**What you will do:** Drop the pictures; give again exactly the lines from the one holding "Read all visible content and emit it as JSON." through the end of the data.

[Dataset entries]
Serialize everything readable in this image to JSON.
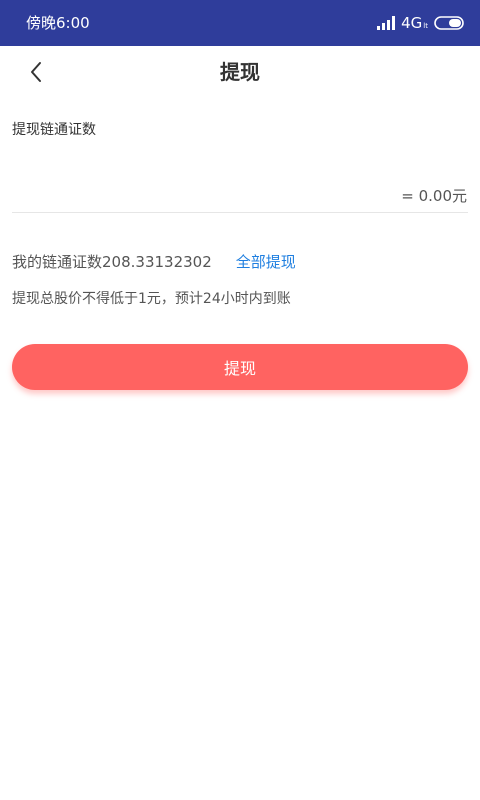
{
  "status_bar": {
    "time": "傍晚6:00",
    "network": "4G",
    "network_sub": "lt",
    "icons": [
      "signal-icon",
      "battery-icon"
    ],
    "background_color": "#2f3d9b"
  },
  "nav": {
    "back_icon": "chevron-left-icon",
    "title": "提现"
  },
  "form": {
    "amount_label": "提现链通证数",
    "amount_value": "",
    "amount_placeholder": "",
    "converted_value": "= 0.00元",
    "balance_text": "我的链通证数208.33132302",
    "withdraw_all_label": "全部提现",
    "notice": "提现总股价不得低于1元，预计24小时内到账"
  },
  "submit": {
    "label": "提现",
    "color": "#ff6361"
  },
  "colors": {
    "link": "#1f7fe0",
    "text": "#333333",
    "divider": "#e6e6e6"
  }
}
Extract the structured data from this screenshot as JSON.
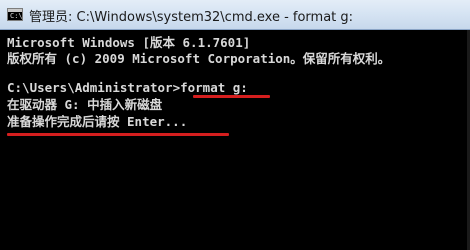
{
  "window": {
    "title": "管理员: C:\\Windows\\system32\\cmd.exe - format  g:"
  },
  "console": {
    "lines": [
      "Microsoft Windows [版本 6.1.7601]",
      "版权所有 (c) 2009 Microsoft Corporation。保留所有权利。",
      "C:\\Users\\Administrator>format g:",
      "在驱动器 G: 中插入新磁盘",
      "准备操作完成后请按 Enter..."
    ]
  },
  "colors": {
    "console_bg": "#000000",
    "console_text": "#d8d8d8",
    "annotation_underline": "#d51e1e",
    "titlebar": "#d6e4f3"
  },
  "icons": {
    "app_icon": "cmd-icon"
  }
}
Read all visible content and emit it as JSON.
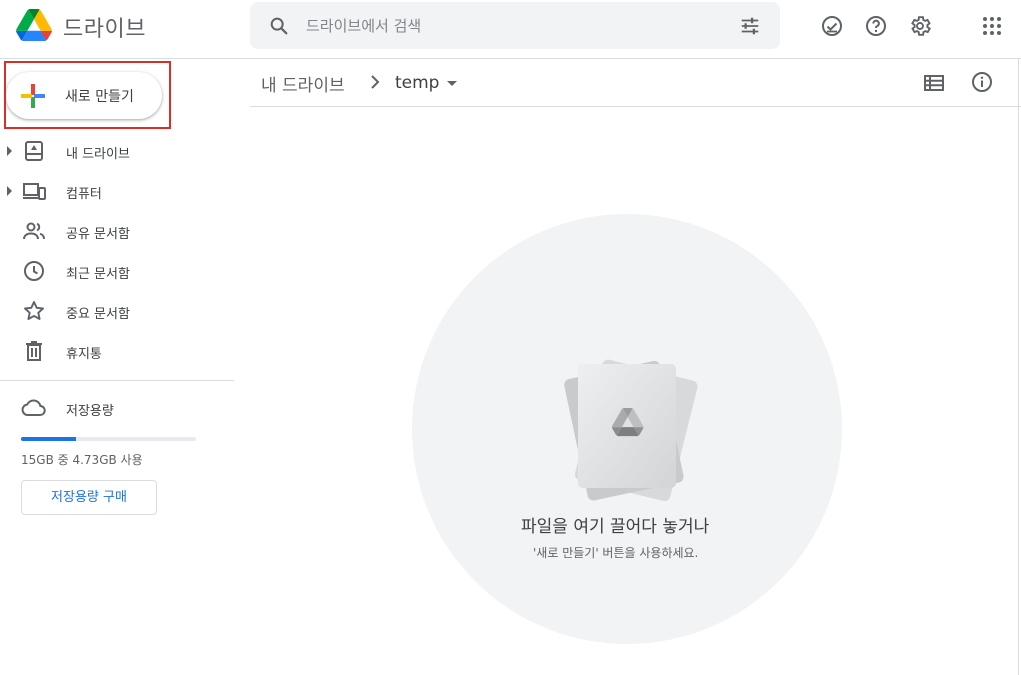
{
  "header": {
    "app_title": "드라이브",
    "search_placeholder": "드라이브에서 검색",
    "icons": [
      "drive-logo",
      "search-icon",
      "tune-icon",
      "offline-ready-icon",
      "help-icon",
      "settings-icon",
      "apps-grid-icon"
    ]
  },
  "sidebar": {
    "new_button_label": "새로 만들기",
    "items": [
      {
        "label": "내 드라이브",
        "icon": "my-drive-icon",
        "expandable": true
      },
      {
        "label": "컴퓨터",
        "icon": "computers-icon",
        "expandable": true
      },
      {
        "label": "공유 문서함",
        "icon": "shared-icon",
        "expandable": false
      },
      {
        "label": "최근 문서함",
        "icon": "recent-icon",
        "expandable": false
      },
      {
        "label": "중요 문서함",
        "icon": "starred-icon",
        "expandable": false
      },
      {
        "label": "휴지통",
        "icon": "trash-icon",
        "expandable": false
      }
    ],
    "storage": {
      "label": "저장용량",
      "usage_text": "15GB 중 4.73GB 사용",
      "used_fraction": 0.315,
      "buy_button_label": "저장용량 구매"
    }
  },
  "main": {
    "breadcrumb": {
      "root": "내 드라이브",
      "current": "temp"
    },
    "empty_state": {
      "title": "파일을 여기 끌어다 놓거나",
      "subtitle": "'새로 만들기' 버튼을 사용하세요."
    }
  },
  "colors": {
    "accent": "#1a73e8",
    "highlight": "#d93025",
    "search_bg": "#f1f3f4"
  }
}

**Exercise result:**
Read all visible content and emit it as JSON.
{
  "header": {
    "app_title": "드라이브",
    "search_placeholder": "드라이브에서 검색",
    "icons": [
      "drive-logo",
      "search-icon",
      "tune-icon",
      "offline-ready-icon",
      "help-icon",
      "settings-icon",
      "apps-grid-icon"
    ]
  },
  "sidebar": {
    "new_button_label": "새로 만들기",
    "items": [
      {
        "label": "내 드라이브",
        "icon": "my-drive-icon",
        "expandable": true
      },
      {
        "label": "컴퓨터",
        "icon": "computers-icon",
        "expandable": true
      },
      {
        "label": "공유 문서함",
        "icon": "shared-icon",
        "expandable": false
      },
      {
        "label": "최근 문서함",
        "icon": "recent-icon",
        "expandable": false
      },
      {
        "label": "중요 문서함",
        "icon": "starred-icon",
        "expandable": false
      },
      {
        "label": "휴지통",
        "icon": "trash-icon",
        "expandable": false
      }
    ],
    "storage": {
      "label": "저장용량",
      "usage_text": "15GB 중 4.73GB 사용",
      "used_fraction": 0.315,
      "buy_button_label": "저장용량 구매"
    }
  },
  "main": {
    "breadcrumb": {
      "root": "내 드라이브",
      "current": "temp"
    },
    "empty_state": {
      "title": "파일을 여기 끌어다 놓거나",
      "subtitle": "'새로 만들기' 버튼을 사용하세요."
    }
  },
  "colors": {
    "accent": "#1a73e8",
    "highlight": "#d93025",
    "search_bg": "#f1f3f4"
  }
}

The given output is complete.